> WORKING DATA:
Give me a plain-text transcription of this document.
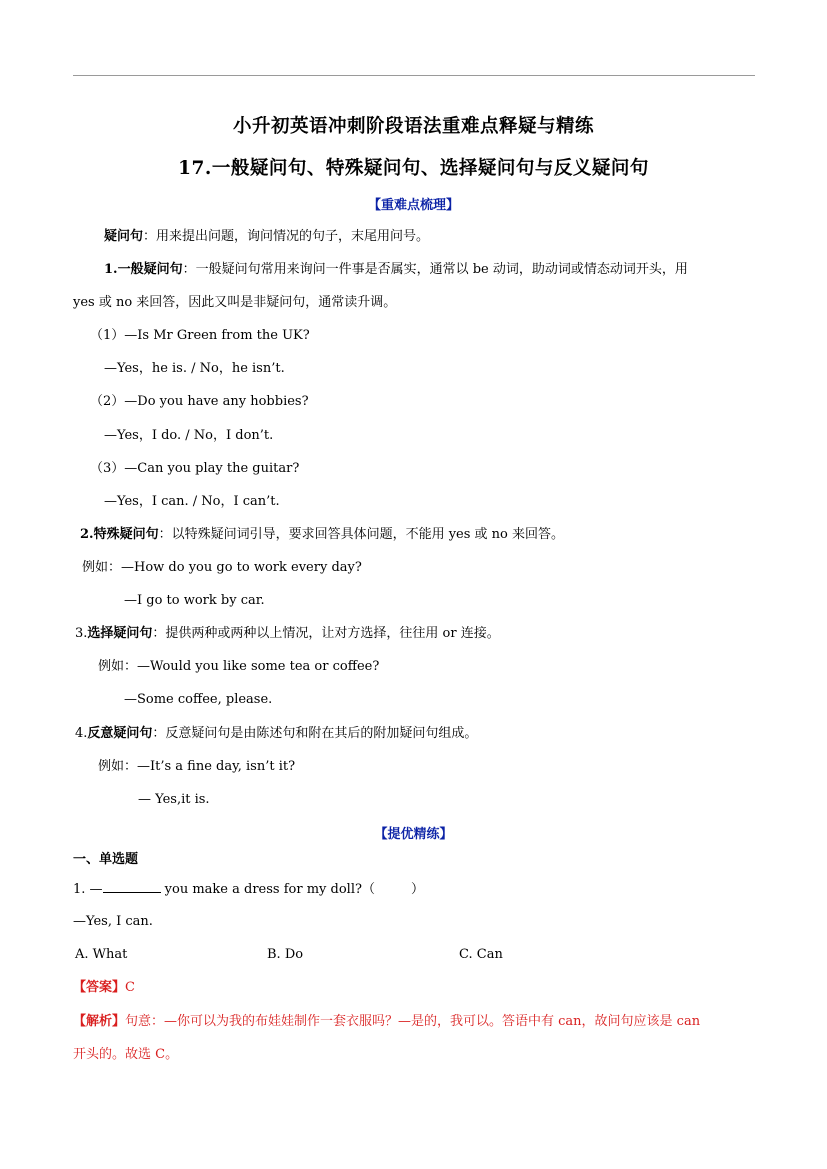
小升初英语冲刺阶段语法重难点释疑与精练
17.一般疑问句、特殊疑问句、选择疑问句与反义疑问句
【重难点梳理】
疑问句：用来提出问题，询问情况的句子，末尾用问号。
1.一般疑问句：一般疑问句常用来询问一件事是否属实，通常以 be 动词，助动词或情态动词开头，用
yes 或 no 来回答，因此又叫是非疑问句，通常读升调。
（1）—Is Mr Green from the UK?
—Yes，he is. / No，he isn’t.
（2）—Do you have any hobbies?
—Yes，I do. / No，I don’t.
（3）—Can you play the guitar?
—Yes，I can. / No，I can’t.
2.特殊疑问句：以特殊疑问词引导，要求回答具体问题，不能用 yes 或 no 来回答。
例如：—How do you go to work every day?
—I go to work by car.
3.选择疑问句：提供两种或两种以上情况，让对方选择，往往用 or 连接。
例如：—Would you like some tea or coffee?
—Some coffee, please.
4.反意疑问句：反意疑问句是由陈述句和附在其后的附加疑问句组成。
例如：—It’s a fine day, isn’t it?
— Yes,it is.
【提优精练】
一、单选题
1. —	you make a dress for my doll?（	）
—Yes, I can.
A. What	B. Do	C. Can
【答案】C
【解析】句意：—你可以为我的布娃娃制作一套衣服吗？—是的，我可以。答语中有 can，故问句应该是 can
开头的。故选 C。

> REQUEST: Leave the pictures out and output the rest of the listing exactly.

> TASK OUTPUT:
Give me a plain-text transcription of this document.
小升初英语冲刺阶段语法重难点释疑与精练
17.一般疑问句、特殊疑问句、选择疑问句与反义疑问句
【重难点梳理】
疑问句：用来提出问题，询问情况的句子，末尾用问号。
1.一般疑问句：一般疑问句常用来询问一件事是否属实，通常以 be 动词，助动词或情态动词开头，用
yes 或 no 来回答，因此又叫是非疑问句，通常读升调。
（1）—Is Mr Green from the UK?
—Yes，he is. / No，he isn’t.
（2）—Do you have any hobbies?
—Yes，I do. / No，I don’t.
（3）—Can you play the guitar?
—Yes，I can. / No，I can’t.
2.特殊疑问句：以特殊疑问词引导，要求回答具体问题，不能用 yes 或 no 来回答。
例如：—How do you go to work every day?
—I go to work by car.
3.选择疑问句：提供两种或两种以上情况，让对方选择，往往用 or 连接。
例如：—Would you like some tea or coffee?
—Some coffee, please.
4.反意疑问句：反意疑问句是由陈述句和附在其后的附加疑问句组成。
例如：—It’s a fine day, isn’t it?
— Yes,it is.
【提优精练】
一、单选题
1. —	you make a dress for my doll?（	）
—Yes, I can.
A. What	B. Do	C. Can
【答案】C
【解析】句意：—你可以为我的布娃娃制作一套衣服吗？—是的，我可以。答语中有 can，故问句应该是 can
开头的。故选 C。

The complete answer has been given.